— begin —

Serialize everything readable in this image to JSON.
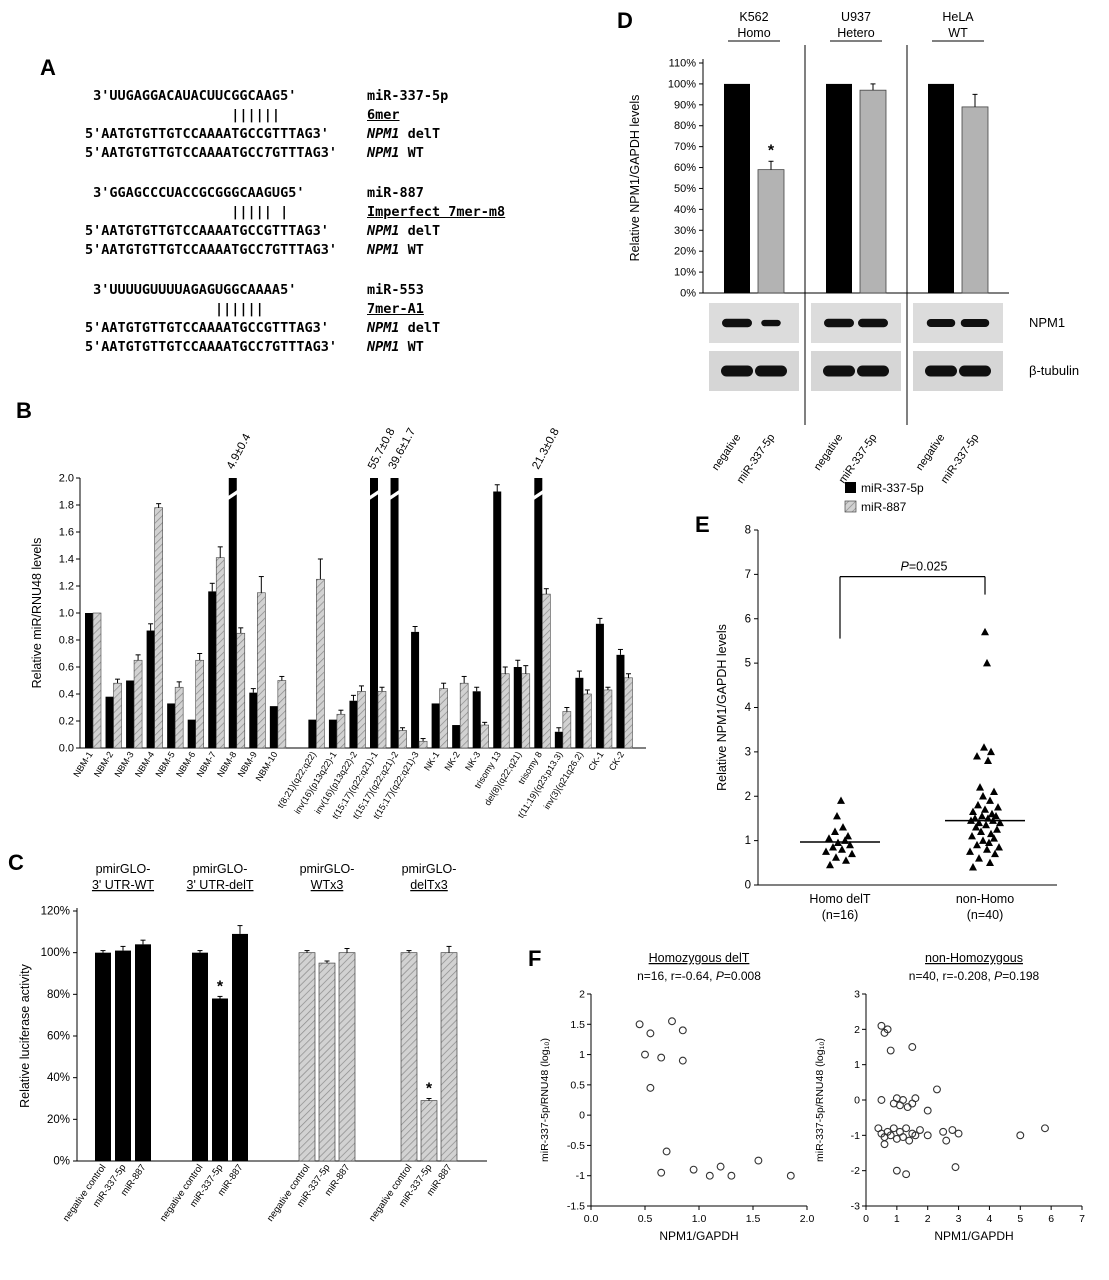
{
  "figure": {
    "panel_labels": {
      "A": "A",
      "B": "B",
      "C": "C",
      "D": "D",
      "E": "E",
      "F": "F"
    },
    "colors": {
      "bar_black": "#000000",
      "bar_gray": "#b3b3b3",
      "hatch_gray": "#d2d2d2",
      "band_dark": "#101010"
    }
  },
  "panel_a": {
    "blocks": [
      {
        "mirna_seq": " 3'UUGAGGACAUACUUCGGCAAG5'",
        "mirna_name": "miR-337-5p",
        "pairing": "                  ||||||",
        "site_type": "6mer",
        "delt_seq": "5'AATGTGTTGTCCAAAATGCCGTTTAG3'",
        "gene": "NPM1",
        "delt_label": "delT",
        "wt_pre": "5'AATGTGTTGTCCAAAATGCC",
        "wt_ins": "T",
        "wt_post": "GTTTAG3'",
        "wt_label": "WT"
      },
      {
        "mirna_seq": " 3'GGAGCCCUACCGCGGGCAAGUG5'",
        "mirna_name": "miR-887",
        "pairing": "                  ||||| |",
        "site_type": "Imperfect 7mer-m8",
        "delt_seq": "5'AATGTGTTGTCCAAAATGCCGTTTAG3'",
        "gene": "NPM1",
        "delt_label": "delT",
        "wt_pre": "5'AATGTGTTGTCCAAAATGCC",
        "wt_ins": "T",
        "wt_post": "GTTTAG3'",
        "wt_label": "WT"
      },
      {
        "mirna_seq": " 3'UUUUGUUUUAGAGUGGCAAAA5'",
        "mirna_name": "miR-553",
        "pairing": "                ||||||",
        "site_type": "7mer-A1",
        "delt_seq": "5'AATGTGTTGTCCAAAATGCCGTTTAG3'",
        "gene": "NPM1",
        "delt_label": "delT",
        "wt_pre": "5'AATGTGTTGTCCAAAATGCC",
        "wt_ins": "T",
        "wt_post": "GTTTAG3'",
        "wt_label": "WT"
      }
    ]
  },
  "chart_data": [
    {
      "id": "panel-b",
      "type": "bar",
      "ylabel": "Relative miR/RNU48 levels",
      "ylim": [
        0,
        2.0
      ],
      "ytick_step": 0.2,
      "gap_after_index": 9,
      "legend": [
        "miR-337-5p",
        "miR-887"
      ],
      "categories": [
        "NBM-1",
        "NBM-2",
        "NBM-3",
        "NBM-4",
        "NBM-5",
        "NBM-6",
        "NBM-7",
        "NBM-8",
        "NBM-9",
        "NBM-10",
        "t(8;21)(q22;q22)",
        "inv(16)(p13q22)-1",
        "inv(16)(p13q22)-2",
        "t(15;17)(q22;q21)-1",
        "t(15;17)(q22;q21)-2",
        "t(15;17)(q22;q21)-3",
        "NK-1",
        "NK-2",
        "NK-3",
        "trisomy 13",
        "del(8)(q22;q21)",
        "trisomy 8",
        "t(11;19)(q23;p13.3)",
        "inv(3)(q21q26.2)",
        "CK-1",
        "CK-2"
      ],
      "series": [
        {
          "name": "miR-337-5p",
          "color": "#000000",
          "values": [
            1.0,
            0.38,
            0.5,
            0.87,
            0.33,
            0.21,
            1.16,
            4.9,
            0.41,
            0.31,
            0.21,
            0.21,
            0.35,
            55.7,
            39.6,
            0.86,
            0.33,
            0.17,
            0.42,
            1.9,
            0.6,
            21.3,
            0.12,
            0.52,
            0.92,
            0.69
          ],
          "errs": [
            0,
            0,
            0,
            0.05,
            0,
            0,
            0.06,
            0,
            0.03,
            0,
            0,
            0,
            0.04,
            0,
            0,
            0.04,
            0,
            0,
            0.03,
            0.05,
            0.05,
            0,
            0.03,
            0.05,
            0.04,
            0.04
          ]
        },
        {
          "name": "miR-887",
          "color": "#d2d2d2",
          "values": [
            1.0,
            0.48,
            0.65,
            1.78,
            0.45,
            0.65,
            1.41,
            0.85,
            1.15,
            0.5,
            1.25,
            0.25,
            0.42,
            0.42,
            0.13,
            0.05,
            0.44,
            0.48,
            0.17,
            0.55,
            0.55,
            1.14,
            0.27,
            0.4,
            0.43,
            0.52
          ],
          "errs": [
            0,
            0.03,
            0.04,
            0.03,
            0.04,
            0.05,
            0.08,
            0.04,
            0.12,
            0.03,
            0.15,
            0.03,
            0.04,
            0.03,
            0.02,
            0.02,
            0.04,
            0.05,
            0.02,
            0.05,
            0.06,
            0.04,
            0.03,
            0.03,
            0.02,
            0.03
          ]
        }
      ],
      "annotations": [
        {
          "index": 7,
          "text": "4.9±0.4"
        },
        {
          "index": 13,
          "text": "55.7±0.8"
        },
        {
          "index": 14,
          "text": "39.6±1.7"
        },
        {
          "index": 21,
          "text": "21.3±0.8"
        }
      ]
    },
    {
      "id": "panel-c",
      "type": "bar",
      "ylabel": "Relative luciferase activity",
      "ylim": [
        0,
        120
      ],
      "ytick_step": 20,
      "ytick_suffix": "%",
      "bar_labels": [
        "negative control",
        "miR-337-5p",
        "miR-887"
      ],
      "groups": [
        {
          "title": "pmirGLO-",
          "subtitle": "3' UTR-WT",
          "color": "#000000",
          "values": [
            100,
            101,
            104
          ],
          "errs": [
            1,
            2,
            2
          ],
          "stars": [
            false,
            false,
            false
          ]
        },
        {
          "title": "pmirGLO-",
          "subtitle": "3' UTR-delT",
          "color": "#000000",
          "values": [
            100,
            78,
            109
          ],
          "errs": [
            1,
            1,
            4
          ],
          "stars": [
            false,
            true,
            false
          ]
        },
        {
          "title": "pmirGLO-",
          "subtitle": "WTx3",
          "color": "#b3b3b3",
          "values": [
            100,
            95,
            100
          ],
          "errs": [
            1,
            1,
            2
          ],
          "stars": [
            false,
            false,
            false
          ]
        },
        {
          "title": "pmirGLO-",
          "subtitle": "delTx3",
          "color": "#b3b3b3",
          "values": [
            100,
            29,
            100
          ],
          "errs": [
            1,
            1,
            3
          ],
          "stars": [
            false,
            true,
            false
          ]
        }
      ]
    },
    {
      "id": "panel-d",
      "type": "bar",
      "ylabel": "Relative NPM1/GAPDH levels",
      "ylim": [
        0,
        110
      ],
      "ytick_step": 10,
      "ytick_suffix": "%",
      "bar_labels": [
        "negative",
        "miR-337-5p"
      ],
      "bar_colors": [
        "#000000",
        "#b3b3b3"
      ],
      "groups": [
        {
          "title": "K562",
          "subtitle": "Homo",
          "values": [
            100,
            59
          ],
          "errs": [
            0,
            4
          ],
          "stars": [
            false,
            true
          ]
        },
        {
          "title": "U937",
          "subtitle": "Hetero",
          "values": [
            100,
            97
          ],
          "errs": [
            0,
            3
          ],
          "stars": [
            false,
            false
          ]
        },
        {
          "title": "HeLA",
          "subtitle": "WT",
          "values": [
            100,
            89
          ],
          "errs": [
            0,
            6
          ],
          "stars": [
            false,
            false
          ]
        }
      ],
      "blots": [
        {
          "label": "NPM1",
          "bands": [
            [
              1,
              0.65
            ],
            [
              1,
              1
            ],
            [
              0.95,
              0.95
            ]
          ]
        },
        {
          "label": "β-tubulin",
          "bands": [
            [
              1,
              1
            ],
            [
              1,
              1
            ],
            [
              1,
              1
            ]
          ]
        }
      ]
    },
    {
      "id": "panel-e",
      "type": "scatter",
      "marker": "triangle",
      "ylabel": "Relative NPM1/GAPDH levels",
      "ylim": [
        0,
        8
      ],
      "ytick_step": 1,
      "pvalue_p": "P",
      "pvalue_rest": "=0.025",
      "groups": [
        {
          "label": "Homo delT",
          "sublabel": "(n=16)",
          "median": 0.97,
          "points": [
            [
              -10,
              0.45
            ],
            [
              6,
              0.55
            ],
            [
              -4,
              0.62
            ],
            [
              12,
              0.7
            ],
            [
              -14,
              0.75
            ],
            [
              2,
              0.8
            ],
            [
              -7,
              0.85
            ],
            [
              10,
              0.9
            ],
            [
              -2,
              0.95
            ],
            [
              5,
              1.0
            ],
            [
              -11,
              1.05
            ],
            [
              8,
              1.1
            ],
            [
              -5,
              1.2
            ],
            [
              3,
              1.3
            ],
            [
              -3,
              1.55
            ],
            [
              1,
              1.9
            ]
          ]
        },
        {
          "label": "non-Homo",
          "sublabel": "(n=40)",
          "median": 1.45,
          "points": [
            [
              -12,
              0.4
            ],
            [
              5,
              0.5
            ],
            [
              -6,
              0.6
            ],
            [
              10,
              0.7
            ],
            [
              -15,
              0.75
            ],
            [
              2,
              0.8
            ],
            [
              14,
              0.85
            ],
            [
              -8,
              0.9
            ],
            [
              4,
              0.95
            ],
            [
              -2,
              1.0
            ],
            [
              9,
              1.05
            ],
            [
              -13,
              1.1
            ],
            [
              6,
              1.15
            ],
            [
              -4,
              1.2
            ],
            [
              12,
              1.25
            ],
            [
              -9,
              1.3
            ],
            [
              1,
              1.35
            ],
            [
              15,
              1.4
            ],
            [
              -6,
              1.4
            ],
            [
              8,
              1.45
            ],
            [
              -14,
              1.45
            ],
            [
              3,
              1.5
            ],
            [
              -10,
              1.5
            ],
            [
              11,
              1.55
            ],
            [
              -3,
              1.55
            ],
            [
              7,
              1.6
            ],
            [
              -12,
              1.65
            ],
            [
              0,
              1.7
            ],
            [
              13,
              1.75
            ],
            [
              -7,
              1.8
            ],
            [
              5,
              1.9
            ],
            [
              -2,
              2.0
            ],
            [
              9,
              2.1
            ],
            [
              -5,
              2.2
            ],
            [
              3,
              2.8
            ],
            [
              -8,
              2.9
            ],
            [
              6,
              3.0
            ],
            [
              -1,
              3.1
            ],
            [
              2,
              5.0
            ],
            [
              0,
              5.7
            ]
          ]
        }
      ]
    },
    {
      "id": "panel-f1",
      "type": "scatter",
      "marker": "circle",
      "title": "Homozygous delT",
      "sub_pre": "n=16, r=-0.64, ",
      "sub_p": "P",
      "sub_post": "=0.008",
      "xlabel": "NPM1/GAPDH",
      "ylabel": "miR-337-5p/RNU48 (log₁₀)",
      "xlim": [
        0,
        2.0
      ],
      "xtick_step": 0.5,
      "xtick_decimals": 1,
      "ylim": [
        -1.5,
        2.0
      ],
      "ytick_step": 0.5,
      "points": [
        [
          0.45,
          1.5
        ],
        [
          0.55,
          1.35
        ],
        [
          0.75,
          1.55
        ],
        [
          0.85,
          1.4
        ],
        [
          0.5,
          1.0
        ],
        [
          0.65,
          0.95
        ],
        [
          0.85,
          0.9
        ],
        [
          0.55,
          0.45
        ],
        [
          0.7,
          -0.6
        ],
        [
          0.65,
          -0.95
        ],
        [
          0.95,
          -0.9
        ],
        [
          1.1,
          -1.0
        ],
        [
          1.2,
          -0.85
        ],
        [
          1.3,
          -1.0
        ],
        [
          1.55,
          -0.75
        ],
        [
          1.85,
          -1.0
        ]
      ]
    },
    {
      "id": "panel-f2",
      "type": "scatter",
      "marker": "circle",
      "title": "non-Homozygous",
      "sub_pre": "n=40, r=-0.208, ",
      "sub_p": "P",
      "sub_post": "=0.198",
      "xlabel": "NPM1/GAPDH",
      "ylabel": "miR-337-5p/RNU48 (log₁₀)",
      "xlim": [
        0,
        7
      ],
      "xtick_step": 1,
      "xtick_decimals": 0,
      "ylim": [
        -3,
        3
      ],
      "ytick_step": 1,
      "points": [
        [
          0.5,
          2.1
        ],
        [
          0.7,
          2.0
        ],
        [
          0.6,
          1.9
        ],
        [
          0.8,
          1.4
        ],
        [
          1.5,
          1.5
        ],
        [
          0.5,
          0.0
        ],
        [
          0.9,
          -0.1
        ],
        [
          1.0,
          0.05
        ],
        [
          1.1,
          -0.15
        ],
        [
          1.2,
          0.0
        ],
        [
          1.35,
          -0.2
        ],
        [
          1.5,
          -0.1
        ],
        [
          1.6,
          0.05
        ],
        [
          2.0,
          -0.3
        ],
        [
          2.3,
          0.3
        ],
        [
          0.4,
          -0.8
        ],
        [
          0.5,
          -0.95
        ],
        [
          0.6,
          -1.05
        ],
        [
          0.6,
          -1.25
        ],
        [
          0.7,
          -0.9
        ],
        [
          0.8,
          -1.0
        ],
        [
          0.9,
          -0.8
        ],
        [
          1.0,
          -1.1
        ],
        [
          1.1,
          -0.9
        ],
        [
          1.2,
          -1.05
        ],
        [
          1.3,
          -0.8
        ],
        [
          1.4,
          -1.15
        ],
        [
          1.5,
          -0.95
        ],
        [
          1.6,
          -1.0
        ],
        [
          1.75,
          -0.85
        ],
        [
          2.0,
          -1.0
        ],
        [
          2.5,
          -0.9
        ],
        [
          2.6,
          -1.15
        ],
        [
          2.8,
          -0.85
        ],
        [
          3.0,
          -0.95
        ],
        [
          1.0,
          -2.0
        ],
        [
          1.3,
          -2.1
        ],
        [
          2.9,
          -1.9
        ],
        [
          5.0,
          -1.0
        ],
        [
          5.8,
          -0.8
        ]
      ]
    }
  ]
}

— end —

* **WHAT THIS TASK INVOLVES**: Report how many lines contain "text". Give nothing but the number.

* **EXPECTED ANSWER**: 4